-- start of Text excerpt --
An important part of the memorandum is the area of structural
reforms. These include reforms of the fiscal, monetary and
financial sectors, and public companies and privatisation in
particular. The government has, thus, announced the privatisation
of 327 companies from the portfolio of the Croatian Privatisation
Fund, the Dubrovacka and Croatia banks, Croatia Insurance company
and JANAF (oil pipe line), and the possible privatisation of the
Croatian Post Bank and sections of the INA oil company and the HEP
power company. The government must soon forward five bills into
parliament to regulate the energy supply market and restructure HEP
and INA.
By mid-April, the government will also forward into the parliament
amendments to the law on the privatisation of HT (Croatian
Telecom), which will include suggestions for selling the remaining
state-owned shares in the company.
-- end of Text excerpt --
-- start of Supplied information --
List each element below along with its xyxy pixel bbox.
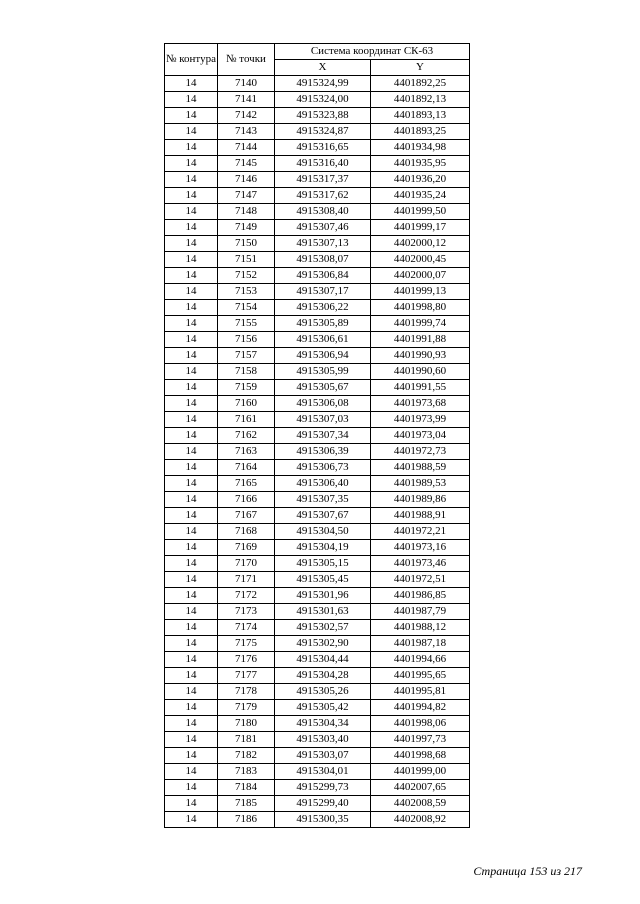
-- end of Supplied information --
* _Set task 1_: According to the text on Croatian privatisation, how many companies from the Croatian Privatisation Fund's portfolio did the government announce it would privatise?
* _Set task 2_: Based on the text on Croatian privatisation, decide whether each statement agrees with it: (a) The government announced the privatisation of JANAF. (b) The government must soon send three bills to parliament to regulate the energy supply market. (c) Amendments to the law on the privatisation of HT are to go to parliament by mid-April.
* _Set task 3_: Proceed with the text on Croatian privatisation, picking up after its final sentence.

* _Reply 1_: 327 companies.

* _Reply 2_:
(a) Yes: "the Dubrovacka and Croatia banks, Croatia Insurance company and JANAF (oil pipe line)"
(b) No: "The government must soon forward five bills into parliament to regulate the energy supply market"
(c) Yes: "By mid-April, the government will also forward into the parliament amendments to the law on the privatisation of HT (Croatian Telecom)"

* _Reply 3_:
By the end of May a decision is expected to be reached on the initial
public bid for at least 20 percent of HT shares. The memorandum
reads that should the privatisation of HT be postponed for the
second half of the year, the level of net international reserves
planned for the end of June will be lowered by 121 million dollars.
A letter of intent envisages that Croatian authorities, in
cooperation with the IMF, should review the programme and define
quantity criteria for assessing the success of its implementation
by August 30 and November 30, respectively.